Exercise:
Reproduce the records that follow in full, excluding any picture they contain.

────────────────

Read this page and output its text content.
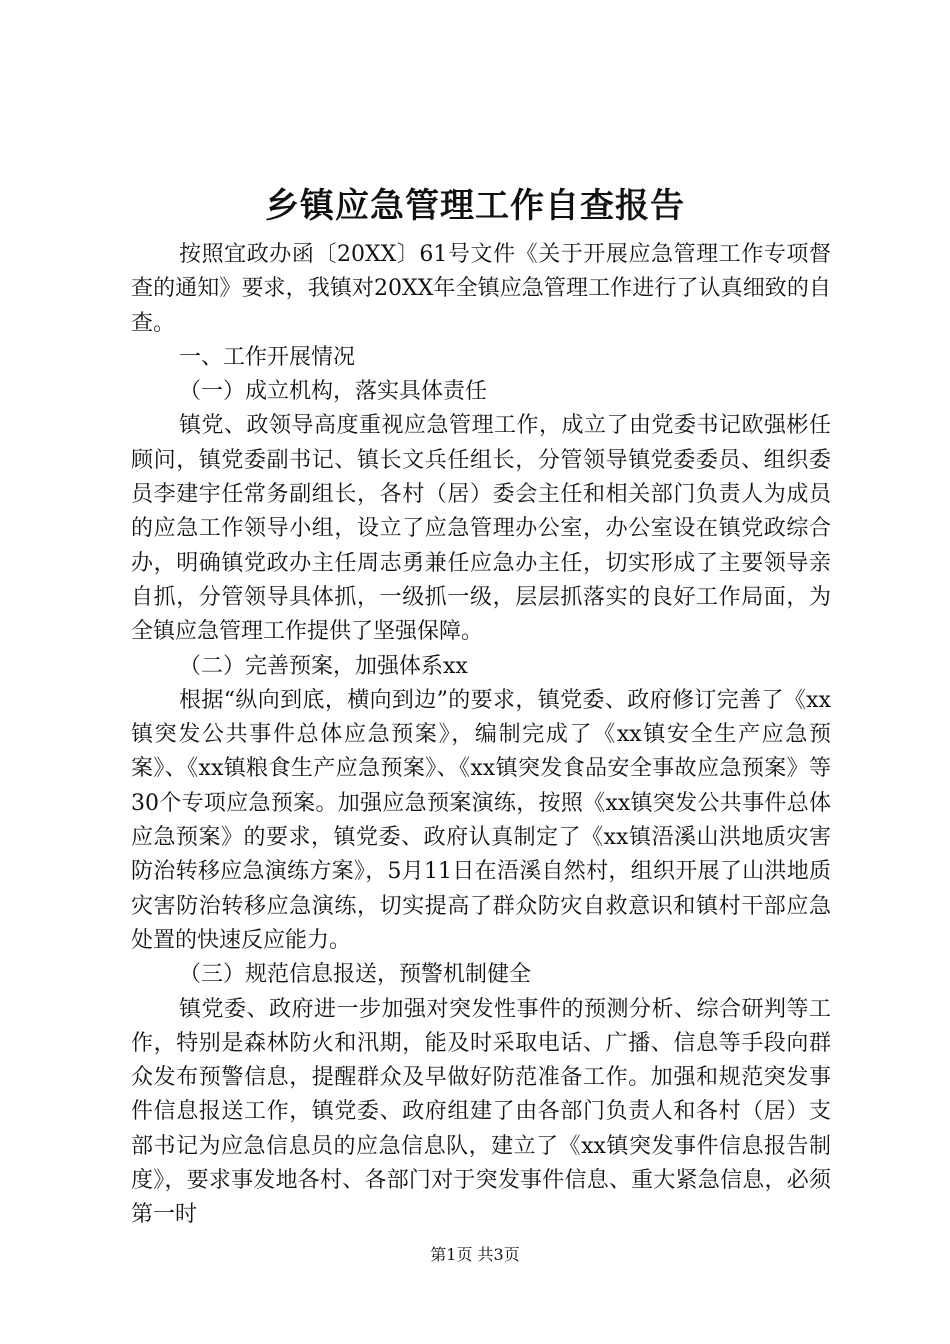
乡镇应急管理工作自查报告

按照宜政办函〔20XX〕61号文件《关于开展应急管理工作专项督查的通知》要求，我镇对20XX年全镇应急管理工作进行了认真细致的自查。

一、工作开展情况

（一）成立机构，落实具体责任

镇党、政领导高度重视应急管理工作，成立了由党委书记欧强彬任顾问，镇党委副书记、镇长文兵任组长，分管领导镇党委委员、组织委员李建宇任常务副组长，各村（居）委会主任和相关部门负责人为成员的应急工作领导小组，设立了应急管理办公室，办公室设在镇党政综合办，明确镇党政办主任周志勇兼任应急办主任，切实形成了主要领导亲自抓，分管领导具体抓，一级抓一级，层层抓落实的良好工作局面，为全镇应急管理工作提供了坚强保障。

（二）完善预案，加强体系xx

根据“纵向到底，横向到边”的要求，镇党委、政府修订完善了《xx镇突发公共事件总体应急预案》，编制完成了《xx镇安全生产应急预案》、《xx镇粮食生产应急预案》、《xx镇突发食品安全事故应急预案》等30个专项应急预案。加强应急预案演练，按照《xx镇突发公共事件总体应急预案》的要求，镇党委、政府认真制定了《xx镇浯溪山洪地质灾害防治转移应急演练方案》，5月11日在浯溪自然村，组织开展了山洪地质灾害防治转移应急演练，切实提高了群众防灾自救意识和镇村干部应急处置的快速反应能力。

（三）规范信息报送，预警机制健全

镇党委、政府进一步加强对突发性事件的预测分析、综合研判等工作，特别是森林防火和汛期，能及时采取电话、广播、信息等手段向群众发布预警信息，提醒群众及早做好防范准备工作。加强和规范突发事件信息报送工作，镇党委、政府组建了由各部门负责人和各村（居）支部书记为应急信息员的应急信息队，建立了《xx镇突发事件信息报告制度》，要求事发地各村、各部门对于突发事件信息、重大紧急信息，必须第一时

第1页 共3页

────────────────

The result:
Read this page and output its text content.
乡镇应急管理工作自查报告

按照宜政办函〔20XX〕61号文件《关于开展应急管理工作专项督查的通知》要求，我镇对20XX年全镇应急管理工作进行了认真细致的自查。

一、工作开展情况

（一）成立机构，落实具体责任

镇党、政领导高度重视应急管理工作，成立了由党委书记欧强彬任顾问，镇党委副书记、镇长文兵任组长，分管领导镇党委委员、组织委员李建宇任常务副组长，各村（居）委会主任和相关部门负责人为成员的应急工作领导小组，设立了应急管理办公室，办公室设在镇党政综合办，明确镇党政办主任周志勇兼任应急办主任，切实形成了主要领导亲自抓，分管领导具体抓，一级抓一级，层层抓落实的良好工作局面，为全镇应急管理工作提供了坚强保障。

（二）完善预案，加强体系xx

根据“纵向到底，横向到边”的要求，镇党委、政府修订完善了《xx镇突发公共事件总体应急预案》，编制完成了《xx镇安全生产应急预案》、《xx镇粮食生产应急预案》、《xx镇突发食品安全事故应急预案》等30个专项应急预案。加强应急预案演练，按照《xx镇突发公共事件总体应急预案》的要求，镇党委、政府认真制定了《xx镇浯溪山洪地质灾害防治转移应急演练方案》，5月11日在浯溪自然村，组织开展了山洪地质灾害防治转移应急演练，切实提高了群众防灾自救意识和镇村干部应急处置的快速反应能力。

（三）规范信息报送，预警机制健全

镇党委、政府进一步加强对突发性事件的预测分析、综合研判等工作，特别是森林防火和汛期，能及时采取电话、广播、信息等手段向群众发布预警信息，提醒群众及早做好防范准备工作。加强和规范突发事件信息报送工作，镇党委、政府组建了由各部门负责人和各村（居）支部书记为应急信息员的应急信息队，建立了《xx镇突发事件信息报告制度》，要求事发地各村、各部门对于突发事件信息、重大紧急信息，必须第一时

第1页 共3页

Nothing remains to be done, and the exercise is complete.